# [Request]
Print all the records exactly, please.

# [Provided data]
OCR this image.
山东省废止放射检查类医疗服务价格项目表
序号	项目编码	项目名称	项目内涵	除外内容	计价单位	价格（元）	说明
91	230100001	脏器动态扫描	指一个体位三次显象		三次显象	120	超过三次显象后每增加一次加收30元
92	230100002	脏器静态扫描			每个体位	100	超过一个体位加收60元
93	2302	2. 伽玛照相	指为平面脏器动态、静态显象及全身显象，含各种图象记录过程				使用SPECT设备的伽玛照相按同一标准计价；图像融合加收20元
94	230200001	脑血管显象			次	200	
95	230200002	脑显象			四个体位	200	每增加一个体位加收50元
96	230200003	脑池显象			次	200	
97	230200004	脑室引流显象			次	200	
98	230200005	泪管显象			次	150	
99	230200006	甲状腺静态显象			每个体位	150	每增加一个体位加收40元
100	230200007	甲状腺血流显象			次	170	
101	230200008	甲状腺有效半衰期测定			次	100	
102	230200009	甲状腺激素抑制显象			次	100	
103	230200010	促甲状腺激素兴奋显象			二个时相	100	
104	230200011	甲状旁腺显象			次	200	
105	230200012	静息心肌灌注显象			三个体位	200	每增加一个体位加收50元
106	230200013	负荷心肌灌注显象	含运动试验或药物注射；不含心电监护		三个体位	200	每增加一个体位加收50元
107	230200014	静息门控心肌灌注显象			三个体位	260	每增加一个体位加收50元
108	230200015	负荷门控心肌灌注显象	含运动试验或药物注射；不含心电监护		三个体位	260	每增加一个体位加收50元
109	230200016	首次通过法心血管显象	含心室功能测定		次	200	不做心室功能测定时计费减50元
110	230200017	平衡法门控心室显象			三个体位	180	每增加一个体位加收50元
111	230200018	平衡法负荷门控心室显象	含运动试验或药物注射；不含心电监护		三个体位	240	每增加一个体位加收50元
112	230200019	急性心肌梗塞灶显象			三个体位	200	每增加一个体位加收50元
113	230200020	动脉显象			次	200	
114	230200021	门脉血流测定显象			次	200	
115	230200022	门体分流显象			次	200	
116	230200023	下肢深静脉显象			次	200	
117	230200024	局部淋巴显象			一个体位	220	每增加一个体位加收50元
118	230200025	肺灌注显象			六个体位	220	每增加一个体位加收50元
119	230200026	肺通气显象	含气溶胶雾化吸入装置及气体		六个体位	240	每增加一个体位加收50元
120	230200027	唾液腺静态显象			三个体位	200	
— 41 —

# [Right answer]
OCR this image.
山东省废止放射检查类医疗服务价格项目表
序号	项目编码	项目名称	项目内涵	除外内容	计价单位	价格（元）	说明
91	230100001	脏器动态扫描	指一个体位三次显象		三次显象	120	超过三次显象后每增加一次加收30元
92	230100002	脏器静态扫描			每个体位	100	超过一个体位加收60元
93	2302	2. 伽玛照相	指为平面脏器动态、静态显象及全身显象，含各种图象记录过程				使用SPECT设备的伽玛照相按同一标准计价；图像融合加收20元
94	230200001	脑血管显象			次	200	
95	230200002	脑显象			四个体位	200	每增加一个体位加收50元
96	230200003	脑池显象			次	200	
97	230200004	脑室引流显象			次	200	
98	230200005	泪管显象			次	150	
99	230200006	甲状腺静态显象			每个体位	150	每增加一个体位加收40元
100	230200007	甲状腺血流显象			次	170	
101	230200008	甲状腺有效半衰期测定			次	100	
102	230200009	甲状腺激素抑制显象			次	100	
103	230200010	促甲状腺激素兴奋显象			二个时相	100	
104	230200011	甲状旁腺显象			次	200	
105	230200012	静息心肌灌注显象			三个体位	200	每增加一个体位加收50元
106	230200013	负荷心肌灌注显象	含运动试验或药物注射；不含心电监护		三个体位	200	每增加一个体位加收50元
107	230200014	静息门控心肌灌注显象			三个体位	260	每增加一个体位加收50元
108	230200015	负荷门控心肌灌注显象	含运动试验或药物注射；不含心电监护		三个体位	260	每增加一个体位加收50元
109	230200016	首次通过法心血管显象	含心室功能测定		次	200	不做心室功能测定时计费减50元
110	230200017	平衡法门控心室显象			三个体位	180	每增加一个体位加收50元
111	230200018	平衡法负荷门控心室显象	含运动试验或药物注射；不含心电监护		三个体位	240	每增加一个体位加收50元
112	230200019	急性心肌梗塞灶显象			三个体位	200	每增加一个体位加收50元
113	230200020	动脉显象			次	200	
114	230200021	门脉血流测定显象			次	200	
115	230200022	门体分流显象			次	200	
116	230200023	下肢深静脉显象			次	200	
117	230200024	局部淋巴显象			一个体位	220	每增加一个体位加收50元
118	230200025	肺灌注显象			六个体位	220	每增加一个体位加收50元
119	230200026	肺通气显象	含气溶胶雾化吸入装置及气体		六个体位	240	每增加一个体位加收50元
120	230200027	唾液腺静态显象			三个体位	200	
— 41 —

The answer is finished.